Your task
Each entry must appear again exactly as it does in the source.

--- Start ---

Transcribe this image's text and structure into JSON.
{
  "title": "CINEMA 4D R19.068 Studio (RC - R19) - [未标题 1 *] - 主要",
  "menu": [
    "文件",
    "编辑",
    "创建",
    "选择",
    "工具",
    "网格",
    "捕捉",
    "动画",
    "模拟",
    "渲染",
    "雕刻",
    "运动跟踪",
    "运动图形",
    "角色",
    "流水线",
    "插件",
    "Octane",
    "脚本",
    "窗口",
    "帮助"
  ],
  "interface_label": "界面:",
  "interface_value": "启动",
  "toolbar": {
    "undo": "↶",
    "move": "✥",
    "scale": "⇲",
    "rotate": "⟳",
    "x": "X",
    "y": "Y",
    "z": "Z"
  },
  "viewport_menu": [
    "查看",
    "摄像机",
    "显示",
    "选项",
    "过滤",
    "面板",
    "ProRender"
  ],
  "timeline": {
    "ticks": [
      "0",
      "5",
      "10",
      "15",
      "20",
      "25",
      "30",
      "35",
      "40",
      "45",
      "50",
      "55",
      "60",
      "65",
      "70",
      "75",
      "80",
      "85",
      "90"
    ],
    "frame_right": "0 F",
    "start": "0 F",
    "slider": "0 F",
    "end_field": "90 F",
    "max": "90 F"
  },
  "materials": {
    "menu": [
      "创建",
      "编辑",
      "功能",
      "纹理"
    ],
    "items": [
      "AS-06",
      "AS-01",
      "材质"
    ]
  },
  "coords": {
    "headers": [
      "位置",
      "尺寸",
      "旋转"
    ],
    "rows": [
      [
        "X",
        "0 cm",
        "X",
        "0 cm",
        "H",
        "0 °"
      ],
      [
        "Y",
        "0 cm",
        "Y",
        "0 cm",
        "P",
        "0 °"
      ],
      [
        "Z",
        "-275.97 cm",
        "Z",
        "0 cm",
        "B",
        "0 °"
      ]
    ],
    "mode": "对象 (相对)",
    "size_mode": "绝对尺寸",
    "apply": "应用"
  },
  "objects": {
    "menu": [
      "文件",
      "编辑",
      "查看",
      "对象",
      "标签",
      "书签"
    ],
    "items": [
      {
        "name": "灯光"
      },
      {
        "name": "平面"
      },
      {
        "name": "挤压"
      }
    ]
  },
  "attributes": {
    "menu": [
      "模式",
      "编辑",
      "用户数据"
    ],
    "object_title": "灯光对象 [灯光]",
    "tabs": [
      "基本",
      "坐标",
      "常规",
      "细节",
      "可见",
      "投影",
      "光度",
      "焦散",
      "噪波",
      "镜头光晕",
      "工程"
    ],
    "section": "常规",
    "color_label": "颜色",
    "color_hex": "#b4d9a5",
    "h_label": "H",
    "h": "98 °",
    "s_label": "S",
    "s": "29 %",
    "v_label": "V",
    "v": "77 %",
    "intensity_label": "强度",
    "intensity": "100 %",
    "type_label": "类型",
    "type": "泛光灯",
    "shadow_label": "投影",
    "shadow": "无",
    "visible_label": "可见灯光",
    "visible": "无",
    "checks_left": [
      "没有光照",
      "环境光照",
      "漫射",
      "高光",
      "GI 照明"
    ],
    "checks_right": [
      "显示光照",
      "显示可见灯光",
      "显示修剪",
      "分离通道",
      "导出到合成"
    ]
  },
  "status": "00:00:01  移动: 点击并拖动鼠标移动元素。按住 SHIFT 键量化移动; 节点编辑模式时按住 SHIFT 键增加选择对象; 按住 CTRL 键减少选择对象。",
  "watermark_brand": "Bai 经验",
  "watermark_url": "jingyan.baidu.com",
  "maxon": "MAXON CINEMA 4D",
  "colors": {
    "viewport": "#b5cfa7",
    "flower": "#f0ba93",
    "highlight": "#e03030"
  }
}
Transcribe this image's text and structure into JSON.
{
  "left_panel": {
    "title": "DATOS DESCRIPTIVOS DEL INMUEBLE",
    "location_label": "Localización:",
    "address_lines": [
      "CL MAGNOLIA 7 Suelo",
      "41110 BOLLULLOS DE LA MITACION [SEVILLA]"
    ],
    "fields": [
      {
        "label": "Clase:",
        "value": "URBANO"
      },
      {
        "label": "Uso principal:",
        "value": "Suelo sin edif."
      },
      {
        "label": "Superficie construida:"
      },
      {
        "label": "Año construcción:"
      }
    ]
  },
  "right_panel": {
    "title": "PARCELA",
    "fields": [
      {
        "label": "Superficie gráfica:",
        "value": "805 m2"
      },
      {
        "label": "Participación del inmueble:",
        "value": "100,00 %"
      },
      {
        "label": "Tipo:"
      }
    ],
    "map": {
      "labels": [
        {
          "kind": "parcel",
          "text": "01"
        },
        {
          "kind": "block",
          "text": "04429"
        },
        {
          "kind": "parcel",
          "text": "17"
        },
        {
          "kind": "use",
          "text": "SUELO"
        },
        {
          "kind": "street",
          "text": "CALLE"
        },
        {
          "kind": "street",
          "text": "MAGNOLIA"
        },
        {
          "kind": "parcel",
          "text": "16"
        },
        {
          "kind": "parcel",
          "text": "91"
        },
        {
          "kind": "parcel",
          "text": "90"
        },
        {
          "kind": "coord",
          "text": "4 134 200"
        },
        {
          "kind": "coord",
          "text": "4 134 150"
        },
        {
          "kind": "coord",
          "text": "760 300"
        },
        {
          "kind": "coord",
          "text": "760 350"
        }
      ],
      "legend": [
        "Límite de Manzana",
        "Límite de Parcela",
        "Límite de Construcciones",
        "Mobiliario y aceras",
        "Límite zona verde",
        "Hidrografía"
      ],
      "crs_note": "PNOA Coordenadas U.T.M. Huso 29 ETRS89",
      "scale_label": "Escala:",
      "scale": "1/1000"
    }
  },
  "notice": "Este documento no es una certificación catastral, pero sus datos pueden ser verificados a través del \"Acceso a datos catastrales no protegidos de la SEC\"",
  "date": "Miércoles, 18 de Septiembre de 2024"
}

--- End ---

Task result
Transcribe this image's text and structure into JSON.
{
  "title": "CINEMA 4D R19.068 Studio (RC - R19) - [未标题 1 *] - 主要",
  "menu": [
    "文件",
    "编辑",
    "创建",
    "选择",
    "工具",
    "网格",
    "捕捉",
    "动画",
    "模拟",
    "渲染",
    "雕刻",
    "运动跟踪",
    "运动图形",
    "角色",
    "流水线",
    "插件",
    "Octane",
    "脚本",
    "窗口",
    "帮助"
  ],
  "interface_label": "界面:",
  "interface_value": "启动",
  "toolbar": {
    "undo": "↶",
    "move": "✥",
    "scale": "⇲",
    "rotate": "⟳",
    "x": "X",
    "y": "Y",
    "z": "Z"
  },
  "viewport_menu": [
    "查看",
    "摄像机",
    "显示",
    "选项",
    "过滤",
    "面板",
    "ProRender"
  ],
  "timeline": {
    "ticks": [
      "0",
      "5",
      "10",
      "15",
      "20",
      "25",
      "30",
      "35",
      "40",
      "45",
      "50",
      "55",
      "60",
      "65",
      "70",
      "75",
      "80",
      "85",
      "90"
    ],
    "frame_right": "0 F",
    "start": "0 F",
    "slider": "0 F",
    "end_field": "90 F",
    "max": "90 F"
  },
  "materials": {
    "menu": [
      "创建",
      "编辑",
      "功能",
      "纹理"
    ],
    "items": [
      "AS-06",
      "AS-01",
      "材质"
    ]
  },
  "coords": {
    "headers": [
      "位置",
      "尺寸",
      "旋转"
    ],
    "rows": [
      [
        "X",
        "0 cm",
        "X",
        "0 cm",
        "H",
        "0 °"
      ],
      [
        "Y",
        "0 cm",
        "Y",
        "0 cm",
        "P",
        "0 °"
      ],
      [
        "Z",
        "-275.97 cm",
        "Z",
        "0 cm",
        "B",
        "0 °"
      ]
    ],
    "mode": "对象 (相对)",
    "size_mode": "绝对尺寸",
    "apply": "应用"
  },
  "objects": {
    "menu": [
      "文件",
      "编辑",
      "查看",
      "对象",
      "标签",
      "书签"
    ],
    "items": [
      {
        "name": "灯光"
      },
      {
        "name": "平面"
      },
      {
        "name": "挤压"
      }
    ]
  },
  "attributes": {
    "menu": [
      "模式",
      "编辑",
      "用户数据"
    ],
    "object_title": "灯光对象 [灯光]",
    "tabs": [
      "基本",
      "坐标",
      "常规",
      "细节",
      "可见",
      "投影",
      "光度",
      "焦散",
      "噪波",
      "镜头光晕",
      "工程"
    ],
    "section": "常规",
    "color_label": "颜色",
    "color_hex": "#b4d9a5",
    "h_label": "H",
    "h": "98 °",
    "s_label": "S",
    "s": "29 %",
    "v_label": "V",
    "v": "77 %",
    "intensity_label": "强度",
    "intensity": "100 %",
    "type_label": "类型",
    "type": "泛光灯",
    "shadow_label": "投影",
    "shadow": "无",
    "visible_label": "可见灯光",
    "visible": "无",
    "checks_left": [
      "没有光照",
      "环境光照",
      "漫射",
      "高光",
      "GI 照明"
    ],
    "checks_right": [
      "显示光照",
      "显示可见灯光",
      "显示修剪",
      "分离通道",
      "导出到合成"
    ]
  },
  "status": "00:00:01  移动: 点击并拖动鼠标移动元素。按住 SHIFT 键量化移动; 节点编辑模式时按住 SHIFT 键增加选择对象; 按住 CTRL 键减少选择对象。",
  "watermark_brand": "Bai 经验",
  "watermark_url": "jingyan.baidu.com",
  "maxon": "MAXON CINEMA 4D",
  "colors": {
    "viewport": "#b5cfa7",
    "flower": "#f0ba93",
    "highlight": "#e03030"
  }
}
Transcribe this image's text and structure into JSON.
{
  "left_panel": {
    "title": "DATOS DESCRIPTIVOS DEL INMUEBLE",
    "location_label": "Localización:",
    "address_lines": [
      "CL MAGNOLIA 7 Suelo",
      "41110 BOLLULLOS DE LA MITACION [SEVILLA]"
    ],
    "fields": [
      {
        "label": "Clase:",
        "value": "URBANO"
      },
      {
        "label": "Uso principal:",
        "value": "Suelo sin edif."
      },
      {
        "label": "Superficie construida:"
      },
      {
        "label": "Año construcción:"
      }
    ]
  },
  "right_panel": {
    "title": "PARCELA",
    "fields": [
      {
        "label": "Superficie gráfica:",
        "value": "805 m2"
      },
      {
        "label": "Participación del inmueble:",
        "value": "100,00 %"
      },
      {
        "label": "Tipo:"
      }
    ],
    "map": {
      "labels": [
        {
          "kind": "parcel",
          "text": "01"
        },
        {
          "kind": "block",
          "text": "04429"
        },
        {
          "kind": "parcel",
          "text": "17"
        },
        {
          "kind": "use",
          "text": "SUELO"
        },
        {
          "kind": "street",
          "text": "CALLE"
        },
        {
          "kind": "street",
          "text": "MAGNOLIA"
        },
        {
          "kind": "parcel",
          "text": "16"
        },
        {
          "kind": "parcel",
          "text": "91"
        },
        {
          "kind": "parcel",
          "text": "90"
        },
        {
          "kind": "coord",
          "text": "4 134 200"
        },
        {
          "kind": "coord",
          "text": "4 134 150"
        },
        {
          "kind": "coord",
          "text": "760 300"
        },
        {
          "kind": "coord",
          "text": "760 350"
        }
      ],
      "legend": [
        "Límite de Manzana",
        "Límite de Parcela",
        "Límite de Construcciones",
        "Mobiliario y aceras",
        "Límite zona verde",
        "Hidrografía"
      ],
      "crs_note": "PNOA Coordenadas U.T.M. Huso 29 ETRS89",
      "scale_label": "Escala:",
      "scale": "1/1000"
    }
  },
  "notice": "Este documento no es una certificación catastral, pero sus datos pueden ser verificados a través del \"Acceso a datos catastrales no protegidos de la SEC\"",
  "date": "Miércoles, 18 de Septiembre de 2024"
}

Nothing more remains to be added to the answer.